**SHORT PROBLEM:** Copy all the material that follows, keeping every character the same.
[DATASET ROWS start]
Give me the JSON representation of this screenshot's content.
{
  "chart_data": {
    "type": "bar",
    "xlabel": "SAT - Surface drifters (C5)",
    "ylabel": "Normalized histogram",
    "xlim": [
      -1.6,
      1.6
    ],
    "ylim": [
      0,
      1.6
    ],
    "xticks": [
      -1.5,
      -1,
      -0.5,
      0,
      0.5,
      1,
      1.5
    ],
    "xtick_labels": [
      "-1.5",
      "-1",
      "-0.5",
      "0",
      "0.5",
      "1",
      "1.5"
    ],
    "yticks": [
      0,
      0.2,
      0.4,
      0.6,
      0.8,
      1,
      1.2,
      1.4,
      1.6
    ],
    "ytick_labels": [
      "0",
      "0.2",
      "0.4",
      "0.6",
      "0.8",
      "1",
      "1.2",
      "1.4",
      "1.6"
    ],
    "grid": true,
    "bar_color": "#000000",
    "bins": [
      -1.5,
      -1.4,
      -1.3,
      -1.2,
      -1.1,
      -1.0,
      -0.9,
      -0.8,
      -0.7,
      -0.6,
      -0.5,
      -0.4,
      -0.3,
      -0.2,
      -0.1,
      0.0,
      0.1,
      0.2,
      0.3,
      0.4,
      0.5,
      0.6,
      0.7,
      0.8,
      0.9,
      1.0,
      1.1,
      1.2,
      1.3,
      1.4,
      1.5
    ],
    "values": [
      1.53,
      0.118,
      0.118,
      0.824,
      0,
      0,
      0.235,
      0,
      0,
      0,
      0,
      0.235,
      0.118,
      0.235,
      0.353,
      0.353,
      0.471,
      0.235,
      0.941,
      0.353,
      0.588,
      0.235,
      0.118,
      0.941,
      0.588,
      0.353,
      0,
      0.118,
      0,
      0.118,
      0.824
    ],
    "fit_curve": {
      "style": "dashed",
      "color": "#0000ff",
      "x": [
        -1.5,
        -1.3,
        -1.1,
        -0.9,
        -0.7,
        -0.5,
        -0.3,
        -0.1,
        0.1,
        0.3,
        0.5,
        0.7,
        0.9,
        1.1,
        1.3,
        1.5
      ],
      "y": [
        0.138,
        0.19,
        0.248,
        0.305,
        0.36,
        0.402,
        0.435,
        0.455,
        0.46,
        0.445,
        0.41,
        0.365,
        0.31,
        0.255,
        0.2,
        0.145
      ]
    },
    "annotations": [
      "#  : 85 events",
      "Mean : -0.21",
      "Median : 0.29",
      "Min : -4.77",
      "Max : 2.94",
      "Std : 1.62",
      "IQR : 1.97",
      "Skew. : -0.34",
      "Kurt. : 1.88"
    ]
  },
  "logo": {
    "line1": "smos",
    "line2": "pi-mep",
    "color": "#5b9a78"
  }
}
[DATASET ROWS end]
**RESPONSE TO THE TASK:**
Give me the JSON representation of this screenshot's content.
{
  "chart_data": {
    "type": "bar",
    "xlabel": "SAT - Surface drifters (C5)",
    "ylabel": "Normalized histogram",
    "xlim": [
      -1.6,
      1.6
    ],
    "ylim": [
      0,
      1.6
    ],
    "xticks": [
      -1.5,
      -1,
      -0.5,
      0,
      0.5,
      1,
      1.5
    ],
    "xtick_labels": [
      "-1.5",
      "-1",
      "-0.5",
      "0",
      "0.5",
      "1",
      "1.5"
    ],
    "yticks": [
      0,
      0.2,
      0.4,
      0.6,
      0.8,
      1,
      1.2,
      1.4,
      1.6
    ],
    "ytick_labels": [
      "0",
      "0.2",
      "0.4",
      "0.6",
      "0.8",
      "1",
      "1.2",
      "1.4",
      "1.6"
    ],
    "grid": true,
    "bar_color": "#000000",
    "bins": [
      -1.5,
      -1.4,
      -1.3,
      -1.2,
      -1.1,
      -1.0,
      -0.9,
      -0.8,
      -0.7,
      -0.6,
      -0.5,
      -0.4,
      -0.3,
      -0.2,
      -0.1,
      0.0,
      0.1,
      0.2,
      0.3,
      0.4,
      0.5,
      0.6,
      0.7,
      0.8,
      0.9,
      1.0,
      1.1,
      1.2,
      1.3,
      1.4,
      1.5
    ],
    "values": [
      1.53,
      0.118,
      0.118,
      0.824,
      0,
      0,
      0.235,
      0,
      0,
      0,
      0,
      0.235,
      0.118,
      0.235,
      0.353,
      0.353,
      0.471,
      0.235,
      0.941,
      0.353,
      0.588,
      0.235,
      0.118,
      0.941,
      0.588,
      0.353,
      0,
      0.118,
      0,
      0.118,
      0.824
    ],
    "fit_curve": {
      "style": "dashed",
      "color": "#0000ff",
      "x": [
        -1.5,
        -1.3,
        -1.1,
        -0.9,
        -0.7,
        -0.5,
        -0.3,
        -0.1,
        0.1,
        0.3,
        0.5,
        0.7,
        0.9,
        1.1,
        1.3,
        1.5
      ],
      "y": [
        0.138,
        0.19,
        0.248,
        0.305,
        0.36,
        0.402,
        0.435,
        0.455,
        0.46,
        0.445,
        0.41,
        0.365,
        0.31,
        0.255,
        0.2,
        0.145
      ]
    },
    "annotations": [
      "#  : 85 events",
      "Mean : -0.21",
      "Median : 0.29",
      "Min : -4.77",
      "Max : 2.94",
      "Std : 1.62",
      "IQR : 1.97",
      "Skew. : -0.34",
      "Kurt. : 1.88"
    ]
  },
  "logo": {
    "line1": "smos",
    "line2": "pi-mep",
    "color": "#5b9a78"
  }
}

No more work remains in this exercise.